◆ Given exercise:
Reproduce all records exactly.

◆ Exercise inputs:
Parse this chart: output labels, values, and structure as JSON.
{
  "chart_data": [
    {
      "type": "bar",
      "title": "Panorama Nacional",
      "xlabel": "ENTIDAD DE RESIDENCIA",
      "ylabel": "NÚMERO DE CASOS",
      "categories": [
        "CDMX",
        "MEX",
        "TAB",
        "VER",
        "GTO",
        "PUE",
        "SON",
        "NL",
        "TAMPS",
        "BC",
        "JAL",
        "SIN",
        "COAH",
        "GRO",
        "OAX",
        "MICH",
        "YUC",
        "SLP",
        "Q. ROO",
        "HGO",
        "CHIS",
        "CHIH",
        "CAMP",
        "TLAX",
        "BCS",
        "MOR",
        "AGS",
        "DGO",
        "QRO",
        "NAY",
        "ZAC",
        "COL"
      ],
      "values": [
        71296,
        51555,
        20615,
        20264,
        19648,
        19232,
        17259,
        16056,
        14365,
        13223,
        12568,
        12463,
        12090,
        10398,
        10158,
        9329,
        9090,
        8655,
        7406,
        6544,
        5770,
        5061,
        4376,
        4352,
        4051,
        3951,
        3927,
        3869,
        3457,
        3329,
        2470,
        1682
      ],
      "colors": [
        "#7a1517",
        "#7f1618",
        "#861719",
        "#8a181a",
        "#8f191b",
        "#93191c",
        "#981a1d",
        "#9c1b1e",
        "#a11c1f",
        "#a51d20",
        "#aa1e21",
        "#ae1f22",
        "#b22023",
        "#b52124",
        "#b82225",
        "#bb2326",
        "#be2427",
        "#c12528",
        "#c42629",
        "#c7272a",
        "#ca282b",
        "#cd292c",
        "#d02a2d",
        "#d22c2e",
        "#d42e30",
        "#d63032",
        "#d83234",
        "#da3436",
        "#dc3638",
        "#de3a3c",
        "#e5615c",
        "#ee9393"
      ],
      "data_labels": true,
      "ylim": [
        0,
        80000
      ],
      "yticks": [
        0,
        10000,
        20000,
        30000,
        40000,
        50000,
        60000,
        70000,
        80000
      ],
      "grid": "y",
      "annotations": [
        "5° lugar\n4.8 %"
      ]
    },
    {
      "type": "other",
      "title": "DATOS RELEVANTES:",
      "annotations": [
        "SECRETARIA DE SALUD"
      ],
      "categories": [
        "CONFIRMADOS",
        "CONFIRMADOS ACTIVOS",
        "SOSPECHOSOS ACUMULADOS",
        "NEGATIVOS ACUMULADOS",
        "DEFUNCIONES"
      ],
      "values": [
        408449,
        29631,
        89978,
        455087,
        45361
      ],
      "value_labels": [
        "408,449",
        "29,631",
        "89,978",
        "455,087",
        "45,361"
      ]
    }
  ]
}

◆ Solved problem:
Parse this chart: output labels, values, and structure as JSON.
{
  "chart_data": [
    {
      "type": "bar",
      "title": "Panorama Nacional",
      "xlabel": "ENTIDAD DE RESIDENCIA",
      "ylabel": "NÚMERO DE CASOS",
      "categories": [
        "CDMX",
        "MEX",
        "TAB",
        "VER",
        "GTO",
        "PUE",
        "SON",
        "NL",
        "TAMPS",
        "BC",
        "JAL",
        "SIN",
        "COAH",
        "GRO",
        "OAX",
        "MICH",
        "YUC",
        "SLP",
        "Q. ROO",
        "HGO",
        "CHIS",
        "CHIH",
        "CAMP",
        "TLAX",
        "BCS",
        "MOR",
        "AGS",
        "DGO",
        "QRO",
        "NAY",
        "ZAC",
        "COL"
      ],
      "values": [
        71296,
        51555,
        20615,
        20264,
        19648,
        19232,
        17259,
        16056,
        14365,
        13223,
        12568,
        12463,
        12090,
        10398,
        10158,
        9329,
        9090,
        8655,
        7406,
        6544,
        5770,
        5061,
        4376,
        4352,
        4051,
        3951,
        3927,
        3869,
        3457,
        3329,
        2470,
        1682
      ],
      "colors": [
        "#7a1517",
        "#7f1618",
        "#861719",
        "#8a181a",
        "#8f191b",
        "#93191c",
        "#981a1d",
        "#9c1b1e",
        "#a11c1f",
        "#a51d20",
        "#aa1e21",
        "#ae1f22",
        "#b22023",
        "#b52124",
        "#b82225",
        "#bb2326",
        "#be2427",
        "#c12528",
        "#c42629",
        "#c7272a",
        "#ca282b",
        "#cd292c",
        "#d02a2d",
        "#d22c2e",
        "#d42e30",
        "#d63032",
        "#d83234",
        "#da3436",
        "#dc3638",
        "#de3a3c",
        "#e5615c",
        "#ee9393"
      ],
      "data_labels": true,
      "ylim": [
        0,
        80000
      ],
      "yticks": [
        0,
        10000,
        20000,
        30000,
        40000,
        50000,
        60000,
        70000,
        80000
      ],
      "grid": "y",
      "annotations": [
        "5° lugar\n4.8 %"
      ]
    },
    {
      "type": "other",
      "title": "DATOS RELEVANTES:",
      "annotations": [
        "SECRETARIA DE SALUD"
      ],
      "categories": [
        "CONFIRMADOS",
        "CONFIRMADOS ACTIVOS",
        "SOSPECHOSOS ACUMULADOS",
        "NEGATIVOS ACUMULADOS",
        "DEFUNCIONES"
      ],
      "values": [
        408449,
        29631,
        89978,
        455087,
        45361
      ],
      "value_labels": [
        "408,449",
        "29,631",
        "89,978",
        "455,087",
        "45,361"
      ]
    }
  ]
}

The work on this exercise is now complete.